>> Begin Dataset entries

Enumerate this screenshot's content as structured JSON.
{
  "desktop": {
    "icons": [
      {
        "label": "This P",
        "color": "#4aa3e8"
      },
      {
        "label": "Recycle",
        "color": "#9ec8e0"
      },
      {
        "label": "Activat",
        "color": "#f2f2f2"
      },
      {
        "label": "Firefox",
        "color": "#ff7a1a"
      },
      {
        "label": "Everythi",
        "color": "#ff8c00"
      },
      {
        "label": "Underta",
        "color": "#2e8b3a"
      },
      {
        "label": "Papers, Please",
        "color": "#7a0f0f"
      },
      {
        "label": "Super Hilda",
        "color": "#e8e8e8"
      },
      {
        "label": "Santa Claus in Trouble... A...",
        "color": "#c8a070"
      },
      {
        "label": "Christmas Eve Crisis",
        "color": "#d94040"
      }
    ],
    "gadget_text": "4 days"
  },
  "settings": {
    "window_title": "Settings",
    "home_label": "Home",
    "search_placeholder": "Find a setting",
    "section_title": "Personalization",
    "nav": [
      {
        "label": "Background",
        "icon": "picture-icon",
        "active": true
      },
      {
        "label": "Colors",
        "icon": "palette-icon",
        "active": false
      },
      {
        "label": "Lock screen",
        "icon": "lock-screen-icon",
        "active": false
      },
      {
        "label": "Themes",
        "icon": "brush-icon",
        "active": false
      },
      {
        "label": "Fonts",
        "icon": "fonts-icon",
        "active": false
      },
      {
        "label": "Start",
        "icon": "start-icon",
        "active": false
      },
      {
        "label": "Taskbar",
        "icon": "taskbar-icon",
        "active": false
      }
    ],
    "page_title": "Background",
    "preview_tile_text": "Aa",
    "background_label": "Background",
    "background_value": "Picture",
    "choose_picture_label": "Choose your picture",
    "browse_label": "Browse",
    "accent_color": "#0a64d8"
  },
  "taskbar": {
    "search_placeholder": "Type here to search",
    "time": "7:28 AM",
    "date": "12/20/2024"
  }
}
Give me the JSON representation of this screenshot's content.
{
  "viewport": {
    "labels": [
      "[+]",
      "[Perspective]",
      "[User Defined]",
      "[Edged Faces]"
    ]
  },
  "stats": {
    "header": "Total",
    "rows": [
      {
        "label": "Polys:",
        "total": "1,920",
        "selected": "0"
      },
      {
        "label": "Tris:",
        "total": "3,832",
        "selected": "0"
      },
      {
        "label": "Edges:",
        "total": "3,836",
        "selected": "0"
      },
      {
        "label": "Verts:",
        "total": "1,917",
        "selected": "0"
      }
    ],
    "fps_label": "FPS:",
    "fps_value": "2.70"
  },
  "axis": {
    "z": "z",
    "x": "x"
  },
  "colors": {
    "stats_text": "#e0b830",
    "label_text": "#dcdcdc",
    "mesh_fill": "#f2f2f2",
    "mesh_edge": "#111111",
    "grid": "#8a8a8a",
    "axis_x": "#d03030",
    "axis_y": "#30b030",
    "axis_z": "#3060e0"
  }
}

>> End Dataset entries

» **To do**:
Repeat every record exactly as written, please.

» **Full answer**:
Enumerate this screenshot's content as structured JSON.
{
  "desktop": {
    "icons": [
      {
        "label": "This P",
        "color": "#4aa3e8"
      },
      {
        "label": "Recycle",
        "color": "#9ec8e0"
      },
      {
        "label": "Activat",
        "color": "#f2f2f2"
      },
      {
        "label": "Firefox",
        "color": "#ff7a1a"
      },
      {
        "label": "Everythi",
        "color": "#ff8c00"
      },
      {
        "label": "Underta",
        "color": "#2e8b3a"
      },
      {
        "label": "Papers, Please",
        "color": "#7a0f0f"
      },
      {
        "label": "Super Hilda",
        "color": "#e8e8e8"
      },
      {
        "label": "Santa Claus in Trouble... A...",
        "color": "#c8a070"
      },
      {
        "label": "Christmas Eve Crisis",
        "color": "#d94040"
      }
    ],
    "gadget_text": "4 days"
  },
  "settings": {
    "window_title": "Settings",
    "home_label": "Home",
    "search_placeholder": "Find a setting",
    "section_title": "Personalization",
    "nav": [
      {
        "label": "Background",
        "icon": "picture-icon",
        "active": true
      },
      {
        "label": "Colors",
        "icon": "palette-icon",
        "active": false
      },
      {
        "label": "Lock screen",
        "icon": "lock-screen-icon",
        "active": false
      },
      {
        "label": "Themes",
        "icon": "brush-icon",
        "active": false
      },
      {
        "label": "Fonts",
        "icon": "fonts-icon",
        "active": false
      },
      {
        "label": "Start",
        "icon": "start-icon",
        "active": false
      },
      {
        "label": "Taskbar",
        "icon": "taskbar-icon",
        "active": false
      }
    ],
    "page_title": "Background",
    "preview_tile_text": "Aa",
    "background_label": "Background",
    "background_value": "Picture",
    "choose_picture_label": "Choose your picture",
    "browse_label": "Browse",
    "accent_color": "#0a64d8"
  },
  "taskbar": {
    "search_placeholder": "Type here to search",
    "time": "7:28 AM",
    "date": "12/20/2024"
  }
}
Give me the JSON representation of this screenshot's content.
{
  "viewport": {
    "labels": [
      "[+]",
      "[Perspective]",
      "[User Defined]",
      "[Edged Faces]"
    ]
  },
  "stats": {
    "header": "Total",
    "rows": [
      {
        "label": "Polys:",
        "total": "1,920",
        "selected": "0"
      },
      {
        "label": "Tris:",
        "total": "3,832",
        "selected": "0"
      },
      {
        "label": "Edges:",
        "total": "3,836",
        "selected": "0"
      },
      {
        "label": "Verts:",
        "total": "1,917",
        "selected": "0"
      }
    ],
    "fps_label": "FPS:",
    "fps_value": "2.70"
  },
  "axis": {
    "z": "z",
    "x": "x"
  },
  "colors": {
    "stats_text": "#e0b830",
    "label_text": "#dcdcdc",
    "mesh_fill": "#f2f2f2",
    "mesh_edge": "#111111",
    "grid": "#8a8a8a",
    "axis_x": "#d03030",
    "axis_y": "#30b030",
    "axis_z": "#3060e0"
  }
}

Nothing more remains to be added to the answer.